#### [PROBLEM]
Report how many lines contain "Continued". Give the number and nothing else.

#### [Saved entries]
<<<<

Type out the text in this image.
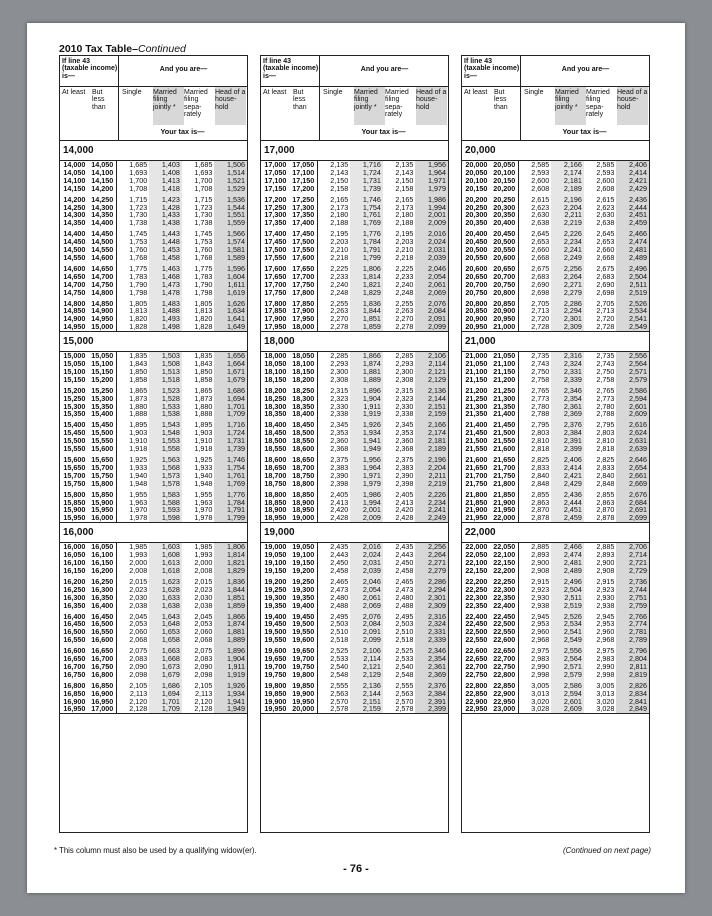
2010 Tax Table–Continued
If line 43 (taxable income) is—
And you are—
At least But less than
Single	Married filing jointly *
Married filing sepa-rately
Head of a house-hold
Your tax is—
14,000
14,000	14,050	1,685	1,403	1,685	1,506
14,050	14,100	1,693	1,408	1,693	1,514
14,100	14,150	1,700	1,413	1,700	1,521
14,150	14,200	1,708	1,418	1,708	1,529

14,200	14,250	1,715	1,423	1,715	1,536
14,250	14,300	1,723	1,428	1,723	1,544
14,300	14,350	1,730	1,433	1,730	1,551
14,350	14,400	1,738	1,438	1,738	1,559

14,400	14,450	1,745	1,443	1,745	1,566
14,450	14,500	1,753	1,448	1,753	1,574
14,500	14,550	1,760	1,453	1,760	1,581
14,550	14,600	1,768	1,458	1,768	1,589

14,600	14,650	1,775	1,463	1,775	1,596
14,650	14,700	1,783	1,468	1,783	1,604
14,700	14,750	1,790	1,473	1,790	1,611
14,750	14,800	1,798	1,478	1,798	1,619

14,800	14,850	1,805	1,483	1,805	1,626
14,850	14,900	1,813	1,488	1,813	1,634
14,900	14,950	1,820	1,493	1,820	1,641
14,950	15,000	1,828	1,498	1,828	1,649
15,000
15,000	15,050	1,835	1,503	1,835	1,656
15,050	15,100	1,843	1,508	1,843	1,664
15,100	15,150	1,850	1,513	1,850	1,671
15,150	15,200	1,858	1,518	1,858	1,679

15,200	15,250	1,865	1,523	1,865	1,686
15,250	15,300	1,873	1,528	1,873	1,694
15,300	15,350	1,880	1,533	1,880	1,701
15,350	15,400	1,888	1,538	1,888	1,709

15,400	15,450	1,895	1,543	1,895	1,716
15,450	15,500	1,903	1,548	1,903	1,724
15,500	15,550	1,910	1,553	1,910	1,731
15,550	15,600	1,918	1,558	1,918	1,739

15,600	15,650	1,925	1,563	1,925	1,746
15,650	15,700	1,933	1,568	1,933	1,754
15,700	15,750	1,940	1,573	1,940	1,761
15,750	15,800	1,948	1,578	1,948	1,769

15,800	15,850	1,955	1,583	1,955	1,776
15,850	15,900	1,963	1,588	1,963	1,784
15,900	15,950	1,970	1,593	1,970	1,791
15,950	16,000	1,978	1,598	1,978	1,799
16,000
16,000	16,050	1,985	1,603	1,985	1,806
16,050	16,100	1,993	1,608	1,993	1,814
16,100	16,150	2,000	1,613	2,000	1,821
16,150	16,200	2,008	1,618	2,008	1,829

16,200	16,250	2,015	1,623	2,015	1,836
16,250	16,300	2,023	1,628	2,023	1,844
16,300	16,350	2,030	1,633	2,030	1,851
16,350	16,400	2,038	1,638	2,038	1,859

16,400	16,450	2,045	1,643	2,045	1,866
16,450	16,500	2,053	1,648	2,053	1,874
16,500	16,550	2,060	1,653	2,060	1,881
16,550	16,600	2,068	1,658	2,068	1,889

16,600	16,650	2,075	1,663	2,075	1,896
16,650	16,700	2,083	1,668	2,083	1,904
16,700	16,750	2,090	1,673	2,090	1,911
16,750	16,800	2,098	1,679	2,098	1,919

16,800	16,850	2,105	1,686	2,105	1,926
16,850	16,900	2,113	1,694	2,113	1,934
16,900	16,950	2,120	1,701	2,120	1,941
16,950	17,000	2,128	1,709	2,128	1,949
If line 43 (taxable income) is—
And you are—
At least But less than
Single	Married filing jointly *
Married filing sepa-rately
Head of a house-hold
Your tax is—
17,000
17,000	17,050	2,135	1,716	2,135	1,956
17,050	17,100	2,143	1,724	2,143	1,964
17,100	17,150	2,150	1,731	2,150	1,971
17,150	17,200	2,158	1,739	2,158	1,979

17,200	17,250	2,165	1,746	2,165	1,986
17,250	17,300	2,173	1,754	2,173	1,994
17,300	17,350	2,180	1,761	2,180	2,001
17,350	17,400	2,188	1,769	2,188	2,009

17,400	17,450	2,195	1,776	2,195	2,016
17,450	17,500	2,203	1,784	2,203	2,024
17,500	17,550	2,210	1,791	2,210	2,031
17,550	17,600	2,218	1,799	2,218	2,039

17,600	17,650	2,225	1,806	2,225	2,046
17,650	17,700	2,233	1,814	2,233	2,054
17,700	17,750	2,240	1,821	2,240	2,061
17,750	17,800	2,248	1,829	2,248	2,069

17,800	17,850	2,255	1,836	2,255	2,076
17,850	17,900	2,263	1,844	2,263	2,084
17,900	17,950	2,270	1,851	2,270	2,091
17,950	18,000	2,278	1,859	2,278	2,099
18,000
18,000	18,050	2,285	1,866	2,285	2,106
18,050	18,100	2,293	1,874	2,293	2,114
18,100	18,150	2,300	1,881	2,300	2,121
18,150	18,200	2,308	1,889	2,308	2,129

18,200	18,250	2,315	1,896	2,315	2,136
18,250	18,300	2,323	1,904	2,323	2,144
18,300	18,350	2,330	1,911	2,330	2,151
18,350	18,400	2,338	1,919	2,338	2,159

18,400	18,450	2,345	1,926	2,345	2,166
18,450	18,500	2,353	1,934	2,353	2,174
18,500	18,550	2,360	1,941	2,360	2,181
18,550	18,600	2,368	1,949	2,368	2,189

18,600	18,650	2,375	1,956	2,375	2,196
18,650	18,700	2,383	1,964	2,383	2,204
18,700	18,750	2,390	1,971	2,390	2,211
18,750	18,800	2,398	1,979	2,398	2,219

18,800	18,850	2,405	1,986	2,405	2,226
18,850	18,900	2,413	1,994	2,413	2,234
18,900	18,950	2,420	2,001	2,420	2,241
18,950	19,000	2,428	2,009	2,428	2,249
19,000
19,000	19,050	2,435	2,016	2,435	2,256
19,050	19,100	2,443	2,024	2,443	2,264
19,100	19,150	2,450	2,031	2,450	2,271
19,150	19,200	2,458	2,039	2,458	2,279

19,200	19,250	2,465	2,046	2,465	2,286
19,250	19,300	2,473	2,054	2,473	2,294
19,300	19,350	2,480	2,061	2,480	2,301
19,350	19,400	2,488	2,069	2,488	2,309

19,400	19,450	2,495	2,076	2,495	2,316
19,450	19,500	2,503	2,084	2,503	2,324
19,500	19,550	2,510	2,091	2,510	2,331
19,550	19,600	2,518	2,099	2,518	2,339

19,600	19,650	2,525	2,106	2,525	2,346
19,650	19,700	2,533	2,114	2,533	2,354
19,700	19,750	2,540	2,121	2,540	2,361
19,750	19,800	2,548	2,129	2,548	2,369

19,800	19,850	2,555	2,136	2,555	2,376
19,850	19,900	2,563	2,144	2,563	2,384
19,900	19,950	2,570	2,151	2,570	2,391
19,950	20,000	2,578	2,159	2,578	2,399
If line 43 (taxable income) is—
And you are—
At least But less than
Single	Married filing jointly *
Married filing sepa-rately
Head of a house-hold
Your tax is—
20,000
20,000	20,050	2,585	2,166	2,585	2,406
20,050	20,100	2,593	2,174	2,593	2,414
20,100	20,150	2,600	2,181	2,600	2,421
20,150	20,200	2,608	2,189	2,608	2,429

20,200	20,250	2,615	2,196	2,615	2,436
20,250	20,300	2,623	2,204	2,623	2,444
20,300	20,350	2,630	2,211	2,630	2,451
20,350	20,400	2,638	2,219	2,638	2,459

20,400	20,450	2,645	2,226	2,645	2,466
20,450	20,500	2,653	2,234	2,653	2,474
20,500	20,550	2,660	2,241	2,660	2,481
20,550	20,600	2,668	2,249	2,668	2,489

20,600	20,650	2,675	2,256	2,675	2,496
20,650	20,700	2,683	2,264	2,683	2,504
20,700	20,750	2,690	2,271	2,690	2,511
20,750	20,800	2,698	2,279	2,698	2,519

20,800	20,850	2,705	2,286	2,705	2,526
20,850	20,900	2,713	2,294	2,713	2,534
20,900	20,950	2,720	2,301	2,720	2,541
20,950	21,000	2,728	2,309	2,728	2,549
21,000
21,000	21,050	2,735	2,316	2,735	2,556
21,050	21,100	2,743	2,324	2,743	2,564
21,100	21,150	2,750	2,331	2,750	2,571
21,150	21,200	2,758	2,339	2,758	2,579

21,200	21,250	2,765	2,346	2,765	2,586
21,250	21,300	2,773	2,354	2,773	2,594
21,300	21,350	2,780	2,361	2,780	2,601
21,350	21,400	2,788	2,369	2,788	2,609

21,400	21,450	2,795	2,376	2,795	2,616
21,450	21,500	2,803	2,384	2,803	2,624
21,500	21,550	2,810	2,391	2,810	2,631
21,550	21,600	2,818	2,399	2,818	2,639

21,600	21,650	2,825	2,406	2,825	2,646
21,650	21,700	2,833	2,414	2,833	2,654
21,700	21,750	2,840	2,421	2,840	2,661
21,750	21,800	2,848	2,429	2,848	2,669

21,800	21,850	2,855	2,436	2,855	2,676
21,850	21,900	2,863	2,444	2,863	2,684
21,900	21,950	2,870	2,451	2,870	2,691
21,950	22,000	2,878	2,459	2,878	2,699
22,000
22,000	22,050	2,885	2,466	2,885	2,706
22,050	22,100	2,893	2,474	2,893	2,714
22,100	22,150	2,900	2,481	2,900	2,721
22,150	22,200	2,908	2,489	2,908	2,729

22,200	22,250	2,915	2,496	2,915	2,736
22,250	22,300	2,923	2,504	2,923	2,744
22,300	22,350	2,930	2,511	2,930	2,751
22,350	22,400	2,938	2,519	2,938	2,759

22,400	22,450	2,945	2,526	2,945	2,766
22,450	22,500	2,953	2,534	2,953	2,774
22,500	22,550	2,960	2,541	2,960	2,781
22,550	22,600	2,968	2,549	2,968	2,789

22,600	22,650	2,975	2,556	2,975	2,796
22,650	22,700	2,983	2,564	2,983	2,804
22,700	22,750	2,990	2,571	2,990	2,811
22,750	22,800	2,998	2,579	2,998	2,819

22,800	22,850	3,005	2,586	3,005	2,826
22,850	22,900	3,013	2,594	3,013	2,834
22,900	22,950	3,020	2,601	3,020	2,841
22,950	23,000	3,028	2,609	3,028	2,849
* This column must also be used by a qualifying widow(er).	(Continued on next page)
- 76 -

>>>>

#### [THE ANSWER]
2